----- Stored data -----

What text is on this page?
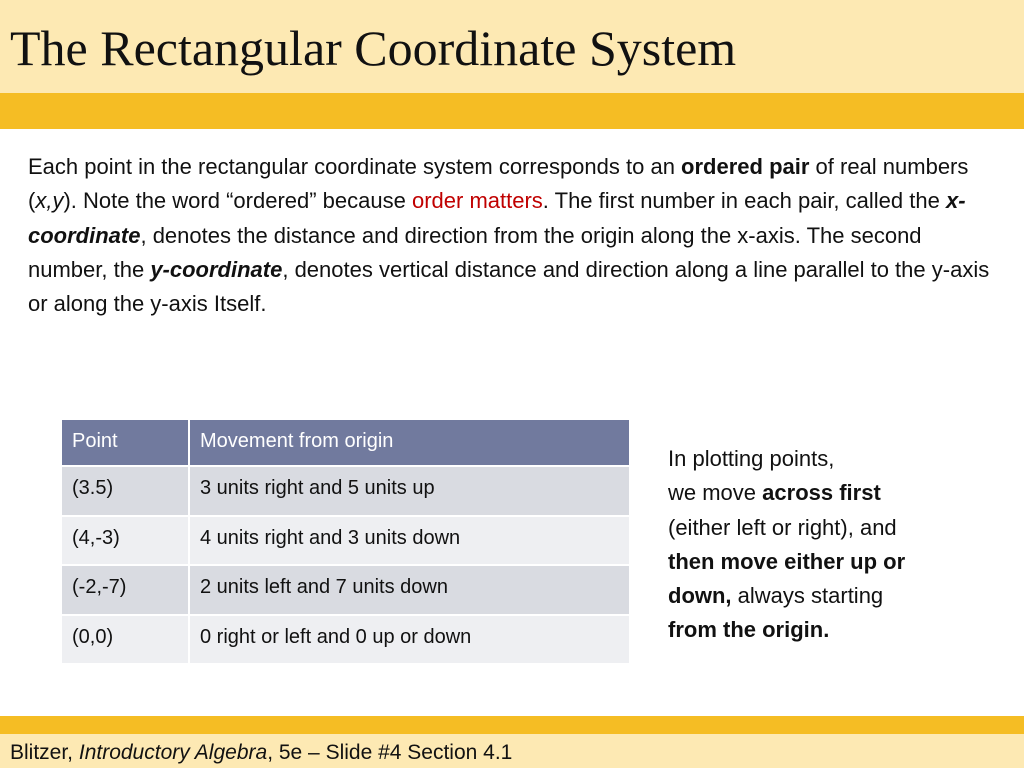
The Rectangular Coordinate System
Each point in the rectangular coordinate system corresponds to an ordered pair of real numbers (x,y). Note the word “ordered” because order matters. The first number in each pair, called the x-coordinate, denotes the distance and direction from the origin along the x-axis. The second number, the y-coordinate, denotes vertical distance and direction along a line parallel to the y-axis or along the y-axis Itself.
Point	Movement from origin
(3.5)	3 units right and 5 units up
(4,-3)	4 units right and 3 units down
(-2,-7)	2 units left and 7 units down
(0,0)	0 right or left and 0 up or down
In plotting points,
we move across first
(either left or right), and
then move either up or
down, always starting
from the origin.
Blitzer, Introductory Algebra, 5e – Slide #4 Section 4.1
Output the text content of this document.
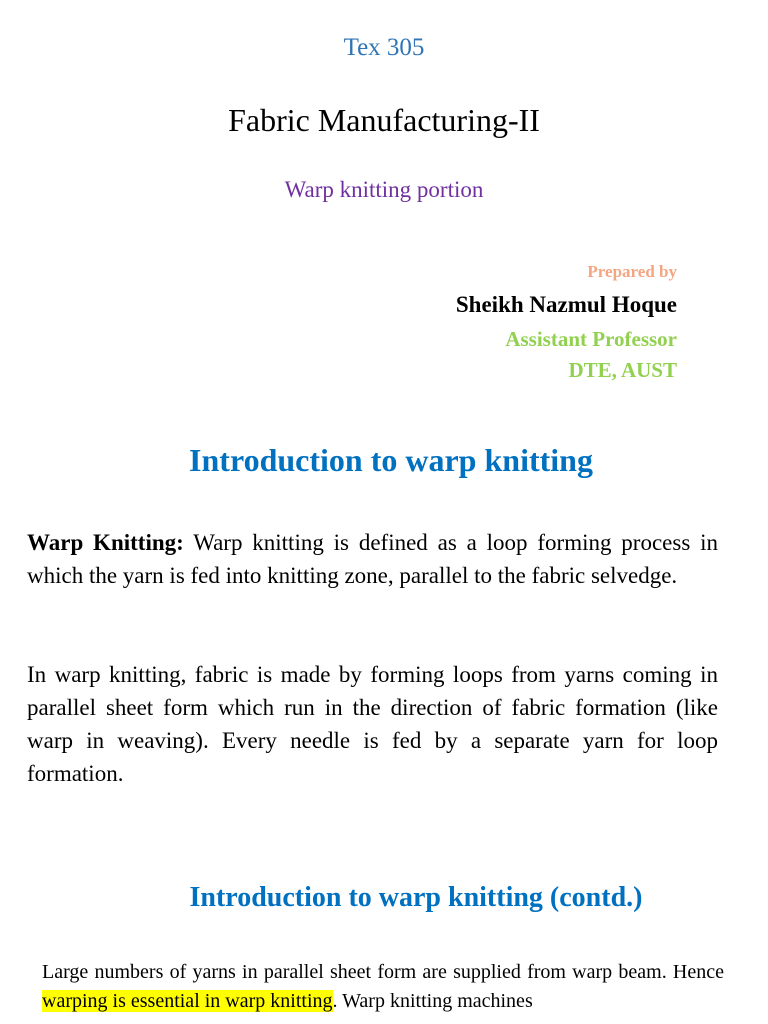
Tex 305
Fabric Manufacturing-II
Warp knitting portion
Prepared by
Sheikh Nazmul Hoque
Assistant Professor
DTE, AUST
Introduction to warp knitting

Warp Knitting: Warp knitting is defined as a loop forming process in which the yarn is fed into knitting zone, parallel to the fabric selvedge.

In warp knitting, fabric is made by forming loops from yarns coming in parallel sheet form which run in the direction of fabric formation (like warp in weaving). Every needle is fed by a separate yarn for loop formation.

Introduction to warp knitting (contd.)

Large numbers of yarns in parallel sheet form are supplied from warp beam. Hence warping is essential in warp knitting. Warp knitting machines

-----

§ **What to do**
Reproduce the material above exactly, but only from the line with "Output the text content of this document." through its last line, leaving pictures out.

§ **Exercise solution**
Output the text content of this document.
Tex 305
Fabric Manufacturing-II
Warp knitting portion
Prepared by
Sheikh Nazmul Hoque
Assistant Professor
DTE, AUST
Introduction to warp knitting

Warp Knitting: Warp knitting is defined as a loop forming process in which the yarn is fed into knitting zone, parallel to the fabric selvedge.

In warp knitting, fabric is made by forming loops from yarns coming in parallel sheet form which run in the direction of fabric formation (like warp in weaving). Every needle is fed by a separate yarn for loop formation.

Introduction to warp knitting (contd.)

Large numbers of yarns in parallel sheet form are supplied from warp beam. Hence warping is essential in warp knitting. Warp knitting machines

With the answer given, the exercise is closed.